Dataset rows about figures:
---*---

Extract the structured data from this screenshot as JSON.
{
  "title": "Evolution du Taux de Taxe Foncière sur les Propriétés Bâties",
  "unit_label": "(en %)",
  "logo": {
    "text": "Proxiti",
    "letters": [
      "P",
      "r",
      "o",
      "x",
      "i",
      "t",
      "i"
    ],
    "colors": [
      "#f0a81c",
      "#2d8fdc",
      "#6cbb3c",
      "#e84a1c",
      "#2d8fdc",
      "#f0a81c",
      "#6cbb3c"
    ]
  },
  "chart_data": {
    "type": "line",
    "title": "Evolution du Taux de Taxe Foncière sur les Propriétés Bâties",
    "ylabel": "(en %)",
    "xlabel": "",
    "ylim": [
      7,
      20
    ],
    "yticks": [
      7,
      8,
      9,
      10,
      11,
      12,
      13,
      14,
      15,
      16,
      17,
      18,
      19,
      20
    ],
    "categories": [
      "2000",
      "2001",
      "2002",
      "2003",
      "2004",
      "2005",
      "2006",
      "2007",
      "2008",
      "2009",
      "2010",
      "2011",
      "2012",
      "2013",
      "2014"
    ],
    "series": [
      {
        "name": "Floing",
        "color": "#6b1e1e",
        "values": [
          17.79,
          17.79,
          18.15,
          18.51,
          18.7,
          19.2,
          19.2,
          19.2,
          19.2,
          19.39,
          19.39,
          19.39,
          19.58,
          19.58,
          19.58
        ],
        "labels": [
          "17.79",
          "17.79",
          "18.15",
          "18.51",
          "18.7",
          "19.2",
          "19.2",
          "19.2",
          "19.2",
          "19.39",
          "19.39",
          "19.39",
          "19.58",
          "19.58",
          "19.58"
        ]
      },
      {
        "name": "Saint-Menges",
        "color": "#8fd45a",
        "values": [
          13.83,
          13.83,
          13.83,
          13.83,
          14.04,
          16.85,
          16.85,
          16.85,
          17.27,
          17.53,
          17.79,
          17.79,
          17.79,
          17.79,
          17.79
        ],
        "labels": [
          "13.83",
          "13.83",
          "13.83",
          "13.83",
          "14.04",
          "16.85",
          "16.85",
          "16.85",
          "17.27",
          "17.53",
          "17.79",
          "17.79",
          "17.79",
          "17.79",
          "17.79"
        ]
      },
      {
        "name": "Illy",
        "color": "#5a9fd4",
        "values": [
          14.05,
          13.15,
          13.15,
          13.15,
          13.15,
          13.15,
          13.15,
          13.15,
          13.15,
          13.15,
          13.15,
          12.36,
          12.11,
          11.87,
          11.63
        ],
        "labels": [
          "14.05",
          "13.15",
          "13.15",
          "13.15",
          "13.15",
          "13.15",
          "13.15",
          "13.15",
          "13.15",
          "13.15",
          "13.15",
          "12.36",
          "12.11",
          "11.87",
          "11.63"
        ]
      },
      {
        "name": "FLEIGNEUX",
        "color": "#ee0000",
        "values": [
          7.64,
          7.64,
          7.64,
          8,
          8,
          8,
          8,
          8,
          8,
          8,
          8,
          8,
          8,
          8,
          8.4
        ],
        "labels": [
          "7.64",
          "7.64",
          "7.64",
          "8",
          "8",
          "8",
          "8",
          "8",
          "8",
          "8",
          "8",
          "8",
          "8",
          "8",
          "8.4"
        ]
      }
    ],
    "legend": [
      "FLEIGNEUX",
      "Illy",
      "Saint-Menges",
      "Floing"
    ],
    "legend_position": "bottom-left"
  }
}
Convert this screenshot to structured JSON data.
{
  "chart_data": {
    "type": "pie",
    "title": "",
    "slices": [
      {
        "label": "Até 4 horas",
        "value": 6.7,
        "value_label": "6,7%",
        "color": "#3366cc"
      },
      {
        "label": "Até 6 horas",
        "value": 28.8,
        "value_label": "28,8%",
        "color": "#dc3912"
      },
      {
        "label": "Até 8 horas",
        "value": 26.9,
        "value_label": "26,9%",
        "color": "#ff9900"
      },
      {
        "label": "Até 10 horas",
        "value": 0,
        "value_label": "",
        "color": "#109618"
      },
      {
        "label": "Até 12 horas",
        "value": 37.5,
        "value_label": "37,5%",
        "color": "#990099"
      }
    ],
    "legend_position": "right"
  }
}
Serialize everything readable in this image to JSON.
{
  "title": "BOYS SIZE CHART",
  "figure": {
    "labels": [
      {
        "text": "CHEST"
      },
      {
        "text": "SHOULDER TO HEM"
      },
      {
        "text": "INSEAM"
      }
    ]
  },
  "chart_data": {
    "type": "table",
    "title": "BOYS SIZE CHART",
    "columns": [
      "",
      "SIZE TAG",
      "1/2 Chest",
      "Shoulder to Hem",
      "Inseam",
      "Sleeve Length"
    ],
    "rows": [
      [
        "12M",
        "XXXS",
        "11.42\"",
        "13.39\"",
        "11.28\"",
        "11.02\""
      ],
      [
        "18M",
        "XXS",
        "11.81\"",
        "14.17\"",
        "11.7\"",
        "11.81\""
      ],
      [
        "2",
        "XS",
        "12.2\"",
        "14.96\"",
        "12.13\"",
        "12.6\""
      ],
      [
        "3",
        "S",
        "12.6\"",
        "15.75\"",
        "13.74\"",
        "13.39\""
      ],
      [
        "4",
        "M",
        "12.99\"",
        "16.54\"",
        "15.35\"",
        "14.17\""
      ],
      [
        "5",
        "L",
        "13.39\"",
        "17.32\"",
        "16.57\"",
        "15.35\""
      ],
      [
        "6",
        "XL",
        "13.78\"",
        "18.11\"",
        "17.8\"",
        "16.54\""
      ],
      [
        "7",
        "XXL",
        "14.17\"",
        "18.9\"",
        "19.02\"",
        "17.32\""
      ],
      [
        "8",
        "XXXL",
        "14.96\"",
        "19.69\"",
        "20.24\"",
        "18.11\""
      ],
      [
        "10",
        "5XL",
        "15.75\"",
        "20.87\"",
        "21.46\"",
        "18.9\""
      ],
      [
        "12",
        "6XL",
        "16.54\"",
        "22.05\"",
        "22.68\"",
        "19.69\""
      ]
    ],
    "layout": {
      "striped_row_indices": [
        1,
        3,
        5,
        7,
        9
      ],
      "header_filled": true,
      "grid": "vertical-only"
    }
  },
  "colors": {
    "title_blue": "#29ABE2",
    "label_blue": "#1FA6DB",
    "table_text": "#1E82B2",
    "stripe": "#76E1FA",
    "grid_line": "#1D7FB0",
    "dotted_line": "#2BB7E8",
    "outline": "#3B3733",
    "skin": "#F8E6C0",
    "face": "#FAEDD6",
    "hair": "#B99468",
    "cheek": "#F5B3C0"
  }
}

---*---

Task instructions:
Extract each record, keeping it identical to the original.

Complete output:
Extract the structured data from this screenshot as JSON.
{
  "title": "Evolution du Taux de Taxe Foncière sur les Propriétés Bâties",
  "unit_label": "(en %)",
  "logo": {
    "text": "Proxiti",
    "letters": [
      "P",
      "r",
      "o",
      "x",
      "i",
      "t",
      "i"
    ],
    "colors": [
      "#f0a81c",
      "#2d8fdc",
      "#6cbb3c",
      "#e84a1c",
      "#2d8fdc",
      "#f0a81c",
      "#6cbb3c"
    ]
  },
  "chart_data": {
    "type": "line",
    "title": "Evolution du Taux de Taxe Foncière sur les Propriétés Bâties",
    "ylabel": "(en %)",
    "xlabel": "",
    "ylim": [
      7,
      20
    ],
    "yticks": [
      7,
      8,
      9,
      10,
      11,
      12,
      13,
      14,
      15,
      16,
      17,
      18,
      19,
      20
    ],
    "categories": [
      "2000",
      "2001",
      "2002",
      "2003",
      "2004",
      "2005",
      "2006",
      "2007",
      "2008",
      "2009",
      "2010",
      "2011",
      "2012",
      "2013",
      "2014"
    ],
    "series": [
      {
        "name": "Floing",
        "color": "#6b1e1e",
        "values": [
          17.79,
          17.79,
          18.15,
          18.51,
          18.7,
          19.2,
          19.2,
          19.2,
          19.2,
          19.39,
          19.39,
          19.39,
          19.58,
          19.58,
          19.58
        ],
        "labels": [
          "17.79",
          "17.79",
          "18.15",
          "18.51",
          "18.7",
          "19.2",
          "19.2",
          "19.2",
          "19.2",
          "19.39",
          "19.39",
          "19.39",
          "19.58",
          "19.58",
          "19.58"
        ]
      },
      {
        "name": "Saint-Menges",
        "color": "#8fd45a",
        "values": [
          13.83,
          13.83,
          13.83,
          13.83,
          14.04,
          16.85,
          16.85,
          16.85,
          17.27,
          17.53,
          17.79,
          17.79,
          17.79,
          17.79,
          17.79
        ],
        "labels": [
          "13.83",
          "13.83",
          "13.83",
          "13.83",
          "14.04",
          "16.85",
          "16.85",
          "16.85",
          "17.27",
          "17.53",
          "17.79",
          "17.79",
          "17.79",
          "17.79",
          "17.79"
        ]
      },
      {
        "name": "Illy",
        "color": "#5a9fd4",
        "values": [
          14.05,
          13.15,
          13.15,
          13.15,
          13.15,
          13.15,
          13.15,
          13.15,
          13.15,
          13.15,
          13.15,
          12.36,
          12.11,
          11.87,
          11.63
        ],
        "labels": [
          "14.05",
          "13.15",
          "13.15",
          "13.15",
          "13.15",
          "13.15",
          "13.15",
          "13.15",
          "13.15",
          "13.15",
          "13.15",
          "12.36",
          "12.11",
          "11.87",
          "11.63"
        ]
      },
      {
        "name": "FLEIGNEUX",
        "color": "#ee0000",
        "values": [
          7.64,
          7.64,
          7.64,
          8,
          8,
          8,
          8,
          8,
          8,
          8,
          8,
          8,
          8,
          8,
          8.4
        ],
        "labels": [
          "7.64",
          "7.64",
          "7.64",
          "8",
          "8",
          "8",
          "8",
          "8",
          "8",
          "8",
          "8",
          "8",
          "8",
          "8",
          "8.4"
        ]
      }
    ],
    "legend": [
      "FLEIGNEUX",
      "Illy",
      "Saint-Menges",
      "Floing"
    ],
    "legend_position": "bottom-left"
  }
}
Convert this screenshot to structured JSON data.
{
  "chart_data": {
    "type": "pie",
    "title": "",
    "slices": [
      {
        "label": "Até 4 horas",
        "value": 6.7,
        "value_label": "6,7%",
        "color": "#3366cc"
      },
      {
        "label": "Até 6 horas",
        "value": 28.8,
        "value_label": "28,8%",
        "color": "#dc3912"
      },
      {
        "label": "Até 8 horas",
        "value": 26.9,
        "value_label": "26,9%",
        "color": "#ff9900"
      },
      {
        "label": "Até 10 horas",
        "value": 0,
        "value_label": "",
        "color": "#109618"
      },
      {
        "label": "Até 12 horas",
        "value": 37.5,
        "value_label": "37,5%",
        "color": "#990099"
      }
    ],
    "legend_position": "right"
  }
}
Serialize everything readable in this image to JSON.
{
  "title": "BOYS SIZE CHART",
  "figure": {
    "labels": [
      {
        "text": "CHEST"
      },
      {
        "text": "SHOULDER TO HEM"
      },
      {
        "text": "INSEAM"
      }
    ]
  },
  "chart_data": {
    "type": "table",
    "title": "BOYS SIZE CHART",
    "columns": [
      "",
      "SIZE TAG",
      "1/2 Chest",
      "Shoulder to Hem",
      "Inseam",
      "Sleeve Length"
    ],
    "rows": [
      [
        "12M",
        "XXXS",
        "11.42\"",
        "13.39\"",
        "11.28\"",
        "11.02\""
      ],
      [
        "18M",
        "XXS",
        "11.81\"",
        "14.17\"",
        "11.7\"",
        "11.81\""
      ],
      [
        "2",
        "XS",
        "12.2\"",
        "14.96\"",
        "12.13\"",
        "12.6\""
      ],
      [
        "3",
        "S",
        "12.6\"",
        "15.75\"",
        "13.74\"",
        "13.39\""
      ],
      [
        "4",
        "M",
        "12.99\"",
        "16.54\"",
        "15.35\"",
        "14.17\""
      ],
      [
        "5",
        "L",
        "13.39\"",
        "17.32\"",
        "16.57\"",
        "15.35\""
      ],
      [
        "6",
        "XL",
        "13.78\"",
        "18.11\"",
        "17.8\"",
        "16.54\""
      ],
      [
        "7",
        "XXL",
        "14.17\"",
        "18.9\"",
        "19.02\"",
        "17.32\""
      ],
      [
        "8",
        "XXXL",
        "14.96\"",
        "19.69\"",
        "20.24\"",
        "18.11\""
      ],
      [
        "10",
        "5XL",
        "15.75\"",
        "20.87\"",
        "21.46\"",
        "18.9\""
      ],
      [
        "12",
        "6XL",
        "16.54\"",
        "22.05\"",
        "22.68\"",
        "19.69\""
      ]
    ],
    "layout": {
      "striped_row_indices": [
        1,
        3,
        5,
        7,
        9
      ],
      "header_filled": true,
      "grid": "vertical-only"
    }
  },
  "colors": {
    "title_blue": "#29ABE2",
    "label_blue": "#1FA6DB",
    "table_text": "#1E82B2",
    "stripe": "#76E1FA",
    "grid_line": "#1D7FB0",
    "dotted_line": "#2BB7E8",
    "outline": "#3B3733",
    "skin": "#F8E6C0",
    "face": "#FAEDD6",
    "hair": "#B99468",
    "cheek": "#F5B3C0"
  }
}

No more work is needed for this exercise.